START EXERCISE MATERIALS
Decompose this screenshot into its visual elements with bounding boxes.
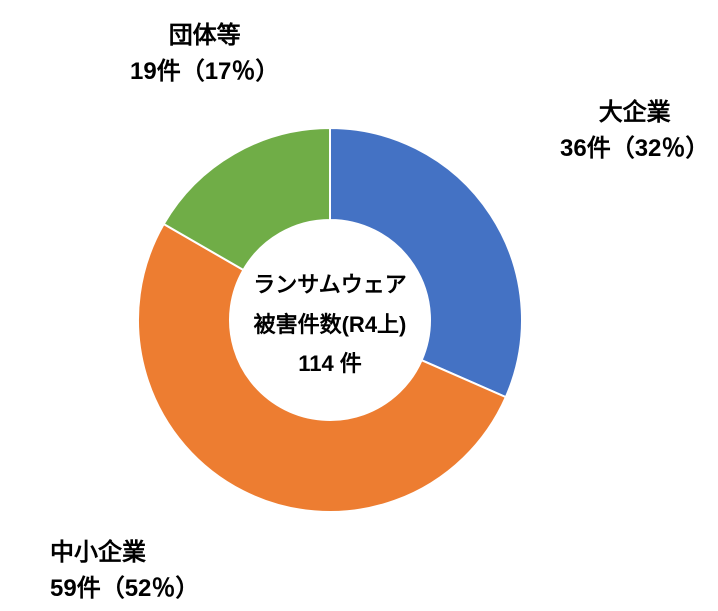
center-line3: 114 件 — [220, 344, 440, 384]
center-line1: ランサムウェア — [220, 265, 440, 305]
slice-label-org: 団体等 19件（17％） — [130, 18, 279, 90]
center-line2: 被害件数(R4上) — [220, 305, 440, 345]
label-value: 19件（17％） — [130, 54, 279, 90]
label-value: 59件（52％） — [50, 571, 199, 607]
label-title: 大企業 — [560, 95, 709, 131]
slice-label-large-enterprise: 大企業 36件（32％） — [560, 95, 709, 167]
label-title: 団体等 — [130, 18, 279, 54]
slice-label-sme: 中小企業 59件（52％） — [50, 535, 199, 607]
label-title: 中小企業 — [50, 535, 199, 571]
donut-center-label: ランサムウェア 被害件数(R4上) 114 件 — [220, 265, 440, 384]
chart-container: ランサムウェア 被害件数(R4上) 114 件 大企業 36件（32％） 中小企… — [0, 0, 718, 611]
label-value: 36件（32％） — [560, 131, 709, 167]
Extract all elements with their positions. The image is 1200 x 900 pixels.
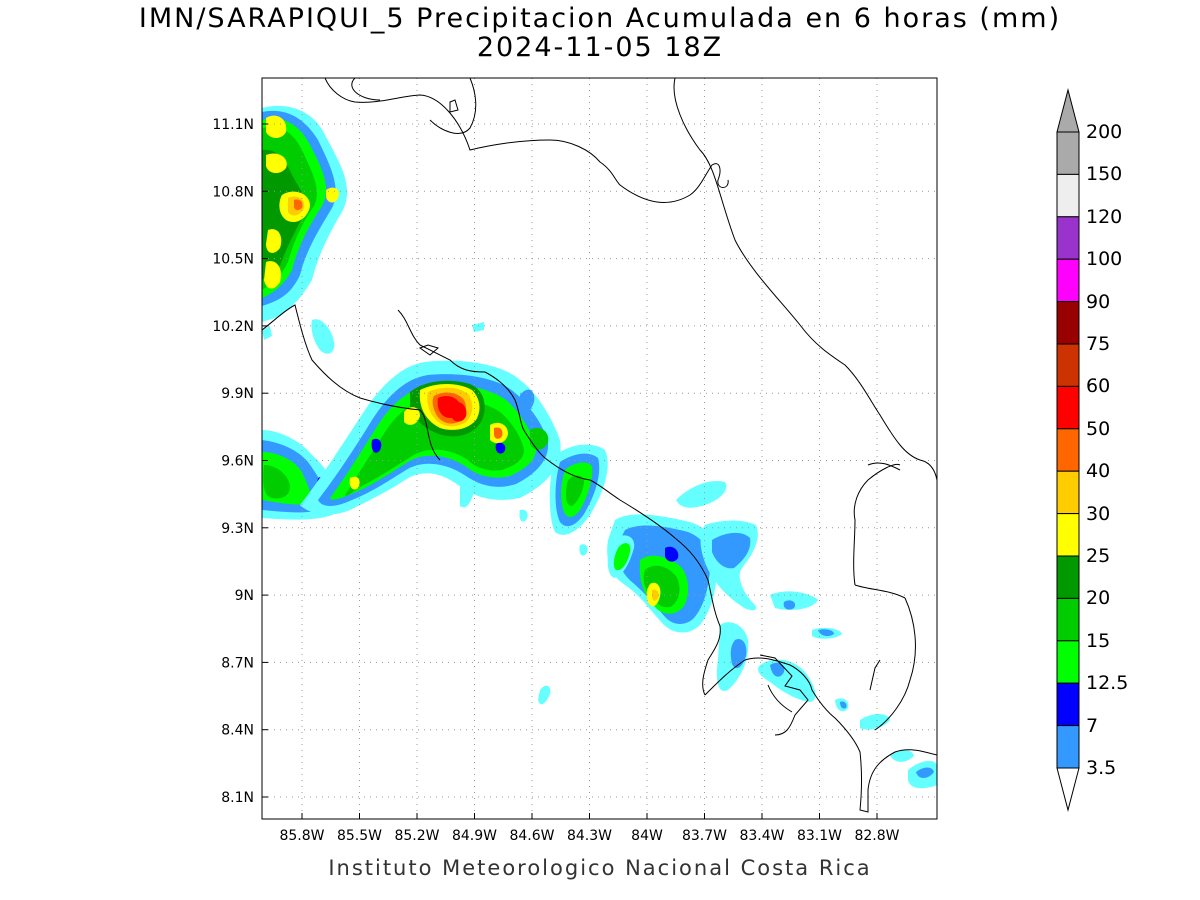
colorbar-level-label: 100 [1086, 248, 1123, 271]
colorbar-swatch [1056, 216, 1080, 260]
colorbar-level-label: 7 [1086, 714, 1099, 737]
colorbar-level-label: 20 [1086, 587, 1111, 610]
footer-credit: Instituto Meteorologico Nacional Costa R… [328, 856, 872, 880]
lat-tick-label: 8.1N [221, 790, 254, 806]
lat-tick-label: 9.9N [221, 386, 254, 402]
lon-tick-label: 85.5W [337, 828, 382, 844]
colorbar-swatch [1056, 343, 1080, 387]
lon-tick-label: 85.2W [394, 828, 439, 844]
coastlines [262, 78, 937, 813]
lon-tick-label: 83.1W [797, 828, 842, 844]
colorbar-level-label: 150 [1086, 163, 1123, 186]
lat-tick-label: 8.7N [221, 655, 254, 671]
colorbar-level-label: 12.5 [1086, 672, 1129, 695]
colorbar-swatch [1056, 470, 1080, 515]
precipitation-field [262, 105, 937, 789]
lat-tick-label: 8.4N [221, 723, 254, 739]
colorbar-swatch [1056, 385, 1080, 430]
lon-tick-label: 84.3W [567, 828, 612, 844]
map-frame [261, 77, 938, 820]
colorbar-level-label: 200 [1086, 121, 1123, 143]
lat-tick-label: 10.8N [212, 184, 254, 200]
colorbar-swatch [1056, 428, 1080, 472]
colorbar-swatch [1056, 258, 1080, 303]
colorbar-level-label: 40 [1086, 460, 1111, 483]
lat-tick-label: 10.2N [212, 319, 254, 335]
graticule: 11.1N 10.8N 10.5N 10.2N 9.9N 9.6N 9.3N 9N 8.7N 8.… [212, 78, 937, 844]
colorbar-level-label: 60 [1086, 375, 1111, 398]
lon-tick-label: 83.7W [682, 828, 727, 844]
lon-tick-label: 85.8W [279, 828, 324, 844]
colorbar-swatch [1056, 301, 1080, 345]
colorbar-level-label: 25 [1086, 545, 1111, 567]
colorbar-level-label: 3.5 [1086, 757, 1117, 779]
colorbar-level-label: 30 [1086, 502, 1111, 525]
colorbar-under-triangle [1056, 767, 1080, 812]
lon-tick-label: 83.4W [739, 828, 784, 844]
lon-tick-label: 84.9W [452, 828, 497, 844]
lon-tick-label: 84.6W [509, 828, 554, 844]
map-datetime: 2024-11-05 18Z [476, 32, 724, 63]
colorbar-level-label: 50 [1086, 417, 1111, 440]
colorbar-swatch [1056, 555, 1080, 599]
colorbar-swatch [1056, 640, 1080, 684]
lat-tick-label: 10.5N [212, 252, 254, 268]
lon-tick-label: 84W [631, 828, 663, 844]
colorbar-level-label: 120 [1086, 205, 1123, 228]
lat-tick-label: 9.3N [221, 521, 254, 537]
colorbar-swatch [1056, 173, 1080, 218]
colorbar-over-triangle [1056, 88, 1080, 133]
colorbar-swatch [1056, 131, 1080, 175]
map-title: IMN/SARAPIQUI_5 Precipitacion Acumulada … [138, 3, 1062, 34]
lat-tick-label: 9.6N [221, 454, 254, 470]
lon-tick-label: 82.8W [854, 828, 899, 844]
colorbar-level-label: 90 [1086, 290, 1111, 313]
lat-tick-label: 9N [235, 588, 254, 604]
colorbar-swatch [1056, 513, 1080, 557]
colorbar-swatch [1056, 597, 1080, 642]
colorbar-level-label: 75 [1086, 333, 1111, 355]
colorbar-swatch [1056, 725, 1080, 769]
colorbar-level-label: 15 [1086, 629, 1111, 652]
lat-tick-label: 11.1N [212, 117, 254, 133]
colorbar-swatch [1056, 682, 1080, 727]
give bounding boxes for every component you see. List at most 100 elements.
END EXERCISE MATERIALS
Write out all of the rows above again with every "bounding boxes" switched to "coordinate boxes" and nothing else changed. Leave the pictures out of your answer.

*OUTPUT FOR THIS EXERCISE*:
Decompose this screenshot into its visual elements with coordinate boxes.
center-line3: 114 件 — [220, 344, 440, 384]
center-line1: ランサムウェア — [220, 265, 440, 305]
slice-label-org: 団体等 19件（17％） — [130, 18, 279, 90]
center-line2: 被害件数(R4上) — [220, 305, 440, 345]
label-value: 19件（17％） — [130, 54, 279, 90]
label-value: 59件（52％） — [50, 571, 199, 607]
label-title: 大企業 — [560, 95, 709, 131]
slice-label-large-enterprise: 大企業 36件（32％） — [560, 95, 709, 167]
label-title: 団体等 — [130, 18, 279, 54]
slice-label-sme: 中小企業 59件（52％） — [50, 535, 199, 607]
label-title: 中小企業 — [50, 535, 199, 571]
donut-center-label: ランサムウェア 被害件数(R4上) 114 件 — [220, 265, 440, 384]
chart-container: ランサムウェア 被害件数(R4上) 114 件 大企業 36件（32％） 中小企… — [0, 0, 718, 611]
label-value: 36件（32％） — [560, 131, 709, 167]
Extract all elements with their positions. The image is 1200 x 900 pixels.
colorbar-level-label: 100 [1086, 248, 1123, 271]
colorbar-swatch [1056, 216, 1080, 260]
colorbar-level-label: 7 [1086, 714, 1099, 737]
colorbar-level-label: 20 [1086, 587, 1111, 610]
footer-credit: Instituto Meteorologico Nacional Costa R… [328, 856, 872, 880]
lat-tick-label: 8.1N [221, 790, 254, 806]
lat-tick-label: 9.9N [221, 386, 254, 402]
lon-tick-label: 85.5W [337, 828, 382, 844]
colorbar-swatch [1056, 343, 1080, 387]
lon-tick-label: 85.2W [394, 828, 439, 844]
coastlines [262, 78, 937, 813]
lon-tick-label: 83.1W [797, 828, 842, 844]
colorbar-level-label: 150 [1086, 163, 1123, 186]
lat-tick-label: 8.7N [221, 655, 254, 671]
colorbar-level-label: 12.5 [1086, 672, 1129, 695]
colorbar-swatch [1056, 470, 1080, 515]
precipitation-field [262, 105, 937, 789]
lat-tick-label: 8.4N [221, 723, 254, 739]
colorbar-swatch [1056, 385, 1080, 430]
lon-tick-label: 84.3W [567, 828, 612, 844]
map-frame [261, 77, 938, 820]
colorbar-level-label: 200 [1086, 121, 1123, 143]
lat-tick-label: 10.8N [212, 184, 254, 200]
colorbar-swatch [1056, 428, 1080, 472]
colorbar-swatch [1056, 258, 1080, 303]
colorbar-level-label: 40 [1086, 460, 1111, 483]
lat-tick-label: 10.2N [212, 319, 254, 335]
graticule: 11.1N 10.8N 10.5N 10.2N 9.9N 9.6N 9.3N 9N 8.7N 8.… [212, 78, 937, 844]
colorbar-level-label: 60 [1086, 375, 1111, 398]
lon-tick-label: 83.7W [682, 828, 727, 844]
lon-tick-label: 85.8W [279, 828, 324, 844]
colorbar-swatch [1056, 301, 1080, 345]
colorbar-level-label: 25 [1086, 545, 1111, 567]
colorbar-level-label: 3.5 [1086, 757, 1117, 779]
colorbar-level-label: 30 [1086, 502, 1111, 525]
colorbar-under-triangle [1056, 767, 1080, 812]
lon-tick-label: 83.4W [739, 828, 784, 844]
lon-tick-label: 84.9W [452, 828, 497, 844]
lon-tick-label: 84.6W [509, 828, 554, 844]
map-datetime: 2024-11-05 18Z [476, 32, 724, 63]
colorbar-level-label: 50 [1086, 417, 1111, 440]
colorbar-swatch [1056, 555, 1080, 599]
colorbar-swatch [1056, 640, 1080, 684]
lat-tick-label: 10.5N [212, 252, 254, 268]
lon-tick-label: 84W [631, 828, 663, 844]
colorbar-level-label: 120 [1086, 205, 1123, 228]
lat-tick-label: 9.3N [221, 521, 254, 537]
colorbar-swatch [1056, 173, 1080, 218]
colorbar-over-triangle [1056, 88, 1080, 133]
colorbar-swatch [1056, 131, 1080, 175]
map-title: IMN/SARAPIQUI_5 Precipitacion Acumulada … [138, 3, 1062, 34]
lat-tick-label: 9.6N [221, 454, 254, 470]
lon-tick-label: 82.8W [854, 828, 899, 844]
colorbar-level-label: 90 [1086, 290, 1111, 313]
lat-tick-label: 9N [235, 588, 254, 604]
colorbar-swatch [1056, 513, 1080, 557]
colorbar-swatch [1056, 597, 1080, 642]
colorbar-level-label: 75 [1086, 333, 1111, 355]
colorbar-swatch [1056, 725, 1080, 769]
colorbar-level-label: 15 [1086, 629, 1111, 652]
lat-tick-label: 11.1N [212, 117, 254, 133]
colorbar-swatch [1056, 682, 1080, 727]
give coordinate boxes for every component you see. List at most 100 elements.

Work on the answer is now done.